- _WORK TO DO_: Whenever a line below holds the word "document", copy that line.

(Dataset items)
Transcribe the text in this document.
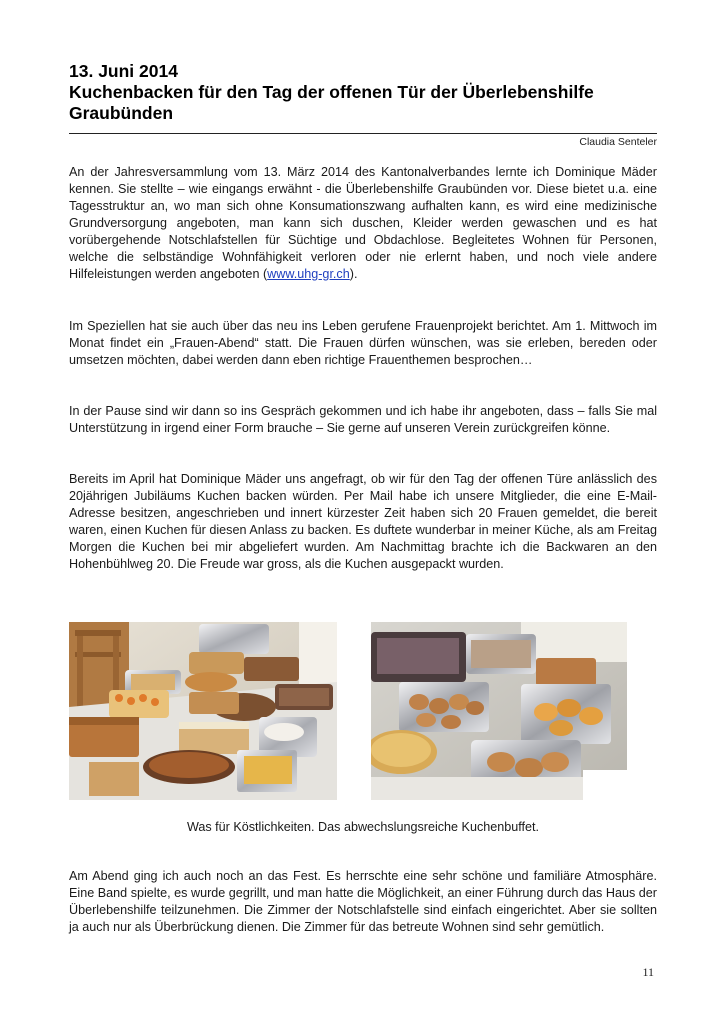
13. Juni 2014
Kuchenbacken für den Tag der offenen Tür der Überlebenshilfe Graubünden
Claudia Senteler

An der Jahresversammlung vom 13. März 2014 des Kantonalverbandes lernte ich Dominique Mäder kennen. Sie stellte – wie eingangs erwähnt - die Überlebenshilfe Graubünden vor. Diese bietet u.a. eine Tagesstruktur an, wo man sich ohne Konsumationszwang aufhalten kann, es wird eine medizinische Grundversorgung angeboten, man kann sich duschen, Kleider werden gewaschen und es hat vorübergehende Notschlafstellen für Süchtige und Obdachlose. Begleitetes Wohnen für Personen, welche die selbständige Wohnfähigkeit verloren oder nie erlernt haben, und noch viele andere Hilfeleistungen werden angeboten (www.uhg-gr.ch).

Im Speziellen hat sie auch über das neu ins Leben gerufene Frauenprojekt berichtet. Am 1. Mittwoch im Monat findet ein „Frauen-Abend“ statt. Die Frauen dürfen wünschen, was sie erleben, bereden oder umsetzen möchten, dabei werden dann eben richtige Frauenthemen besprochen…

In der Pause sind wir dann so ins Gespräch gekommen und ich habe ihr angeboten, dass – falls Sie mal Unterstützung in irgend einer Form brauche – Sie gerne auf unseren Verein zurückgreifen könne.

Bereits im April hat Dominique Mäder uns angefragt, ob wir für den Tag der offenen Türe anlässlich des 20jährigen Jubiläums Kuchen backen würden. Per Mail habe ich unsere Mitglieder, die eine E-Mail-Adresse besitzen, angeschrieben und innert kürzester Zeit haben sich 20 Frauen gemeldet, die bereit waren, einen Kuchen für diesen Anlass zu backen. Es duftete wunderbar in meiner Küche, als am Freitag Morgen die Kuchen bei mir abgeliefert wurden. Am Nachmittag brachte ich die Backwaren an den Hohenbühlweg 20. Die Freude war gross, als die Kuchen ausgepackt wurden.

Was für Köstlichkeiten. Das abwechslungsreiche Kuchenbuffet.

Am Abend ging ich auch noch an das Fest. Es herrschte eine sehr schöne und familiäre Atmosphäre. Eine Band spielte, es wurde gegrillt, und man hatte die Möglichkeit, an einer Führung durch das Haus der Überlebenshilfe teilzunehmen. Die Zimmer der Notschlafstelle sind einfach eingerichtet. Aber sie sollten ja auch nur als Überbrückung dienen. Die Zimmer für das betreute Wohnen sind sehr gemütlich.

11
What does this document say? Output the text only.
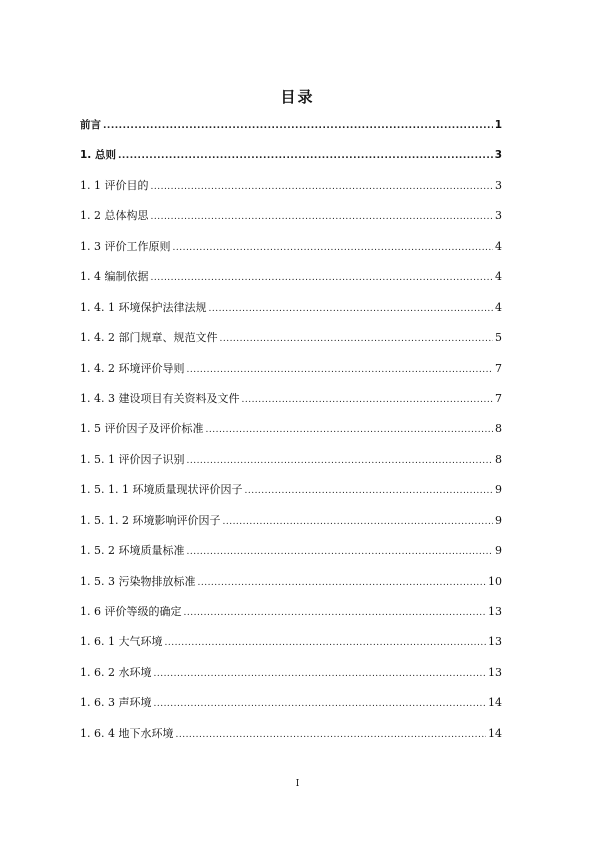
目录
前言 .....	1
1. 总则 .....	3
1. 1 评价目的 .....	3
1. 2 总体构思 .....	3
1. 3 评价工作原则 .....	4
1. 4 编制依据 .....	4
1. 4. 1 环境保护法律法规 .....	4
1. 4. 2 部门规章、规范文件 .....	5
1. 4. 2 环境评价导则 .....	7
1. 4. 3 建设项目有关资料及文件 .....	7
1. 5 评价因子及评价标准 .....	8
1. 5. 1 评价因子识别 .....	8
1. 5. 1. 1 环境质量现状评价因子 .....	9
1. 5. 1. 2 环境影响评价因子 .....	9
1. 5. 2 环境质量标准 .....	9
1. 5. 3 污染物排放标准 .....	10
1. 6 评价等级的确定 .....	13
1. 6. 1 大气环境 .....	13
1. 6. 2 水环境 .....	13
1. 6. 3 声环境 .....	14
1. 6. 4 地下水环境 .....	14
I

- _FULL ANSWER_:
Transcribe the text in this document.
What does this document say? Output the text only.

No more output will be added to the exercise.